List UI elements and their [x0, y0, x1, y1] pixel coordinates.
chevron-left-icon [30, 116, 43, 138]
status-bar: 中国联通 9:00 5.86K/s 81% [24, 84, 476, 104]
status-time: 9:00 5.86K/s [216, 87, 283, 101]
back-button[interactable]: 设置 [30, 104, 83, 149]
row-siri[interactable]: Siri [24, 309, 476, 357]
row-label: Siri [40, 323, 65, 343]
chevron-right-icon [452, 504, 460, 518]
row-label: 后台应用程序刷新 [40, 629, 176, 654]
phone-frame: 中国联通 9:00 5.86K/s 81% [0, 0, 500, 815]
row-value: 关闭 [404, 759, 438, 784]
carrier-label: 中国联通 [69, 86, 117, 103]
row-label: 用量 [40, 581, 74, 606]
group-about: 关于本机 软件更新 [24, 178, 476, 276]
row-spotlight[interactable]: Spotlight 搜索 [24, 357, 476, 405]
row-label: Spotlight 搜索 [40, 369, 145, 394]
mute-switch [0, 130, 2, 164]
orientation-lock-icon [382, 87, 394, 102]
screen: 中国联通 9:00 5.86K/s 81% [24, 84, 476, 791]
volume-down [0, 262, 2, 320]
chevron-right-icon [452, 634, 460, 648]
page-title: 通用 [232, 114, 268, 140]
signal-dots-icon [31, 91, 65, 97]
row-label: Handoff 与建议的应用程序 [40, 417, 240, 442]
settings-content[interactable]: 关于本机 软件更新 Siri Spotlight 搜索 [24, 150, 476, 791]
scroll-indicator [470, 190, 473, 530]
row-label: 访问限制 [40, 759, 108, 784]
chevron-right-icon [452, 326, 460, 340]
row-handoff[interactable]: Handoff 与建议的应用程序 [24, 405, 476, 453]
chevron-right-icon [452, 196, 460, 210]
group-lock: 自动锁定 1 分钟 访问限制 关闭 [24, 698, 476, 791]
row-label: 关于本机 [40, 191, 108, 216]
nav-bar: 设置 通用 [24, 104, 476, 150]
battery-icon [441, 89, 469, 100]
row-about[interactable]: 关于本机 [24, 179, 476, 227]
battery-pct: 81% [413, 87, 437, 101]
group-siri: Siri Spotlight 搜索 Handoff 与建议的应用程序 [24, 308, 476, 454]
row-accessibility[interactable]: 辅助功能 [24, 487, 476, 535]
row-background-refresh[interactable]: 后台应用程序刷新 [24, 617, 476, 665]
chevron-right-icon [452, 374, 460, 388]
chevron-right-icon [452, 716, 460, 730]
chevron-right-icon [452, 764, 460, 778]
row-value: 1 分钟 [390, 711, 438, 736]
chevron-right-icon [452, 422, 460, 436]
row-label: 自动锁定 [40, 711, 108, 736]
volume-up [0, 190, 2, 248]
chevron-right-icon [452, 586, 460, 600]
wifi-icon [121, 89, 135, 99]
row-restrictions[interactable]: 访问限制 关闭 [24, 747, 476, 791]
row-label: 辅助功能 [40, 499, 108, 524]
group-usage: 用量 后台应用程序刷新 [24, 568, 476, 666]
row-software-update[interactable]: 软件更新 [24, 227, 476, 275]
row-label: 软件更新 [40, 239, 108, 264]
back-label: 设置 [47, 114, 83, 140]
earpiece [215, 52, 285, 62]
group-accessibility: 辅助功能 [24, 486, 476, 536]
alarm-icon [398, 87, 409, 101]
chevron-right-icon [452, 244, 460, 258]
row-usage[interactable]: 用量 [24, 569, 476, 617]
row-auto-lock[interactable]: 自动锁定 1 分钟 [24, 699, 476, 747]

## WHAT NEEDS TO BE DONE
Rewrite the material from its first line up to and including the line with "row-handoff[interactable]: Handoff 与建议的应用程序", changing every "row-label" to "item-label" and keeping everything else the same.

## IN RESPONSE
List UI elements and their [x0, y0, x1, y1] pixel coordinates.
chevron-left-icon [30, 116, 43, 138]
status-bar: 中国联通 9:00 5.86K/s 81% [24, 84, 476, 104]
status-time: 9:00 5.86K/s [216, 87, 283, 101]
back-button[interactable]: 设置 [30, 104, 83, 149]
row-siri[interactable]: Siri [24, 309, 476, 357]
item-label: Siri [40, 323, 65, 343]
chevron-right-icon [452, 504, 460, 518]
item-label: 后台应用程序刷新 [40, 629, 176, 654]
phone-frame: 中国联通 9:00 5.86K/s 81% [0, 0, 500, 815]
row-value: 关闭 [404, 759, 438, 784]
carrier-label: 中国联通 [69, 86, 117, 103]
item-label: 用量 [40, 581, 74, 606]
group-about: 关于本机 软件更新 [24, 178, 476, 276]
row-spotlight[interactable]: Spotlight 搜索 [24, 357, 476, 405]
item-label: Spotlight 搜索 [40, 369, 145, 394]
mute-switch [0, 130, 2, 164]
orientation-lock-icon [382, 87, 394, 102]
screen: 中国联通 9:00 5.86K/s 81% [24, 84, 476, 791]
volume-down [0, 262, 2, 320]
chevron-right-icon [452, 634, 460, 648]
page-title: 通用 [232, 114, 268, 140]
signal-dots-icon [31, 91, 65, 97]
item-label: Handoff 与建议的应用程序 [40, 417, 240, 442]
settings-content[interactable]: 关于本机 软件更新 Siri Spotlight 搜索 [24, 150, 476, 791]
scroll-indicator [470, 190, 473, 530]
item-label: 访问限制 [40, 759, 108, 784]
chevron-right-icon [452, 326, 460, 340]
row-handoff[interactable]: Handoff 与建议的应用程序 [24, 405, 476, 453]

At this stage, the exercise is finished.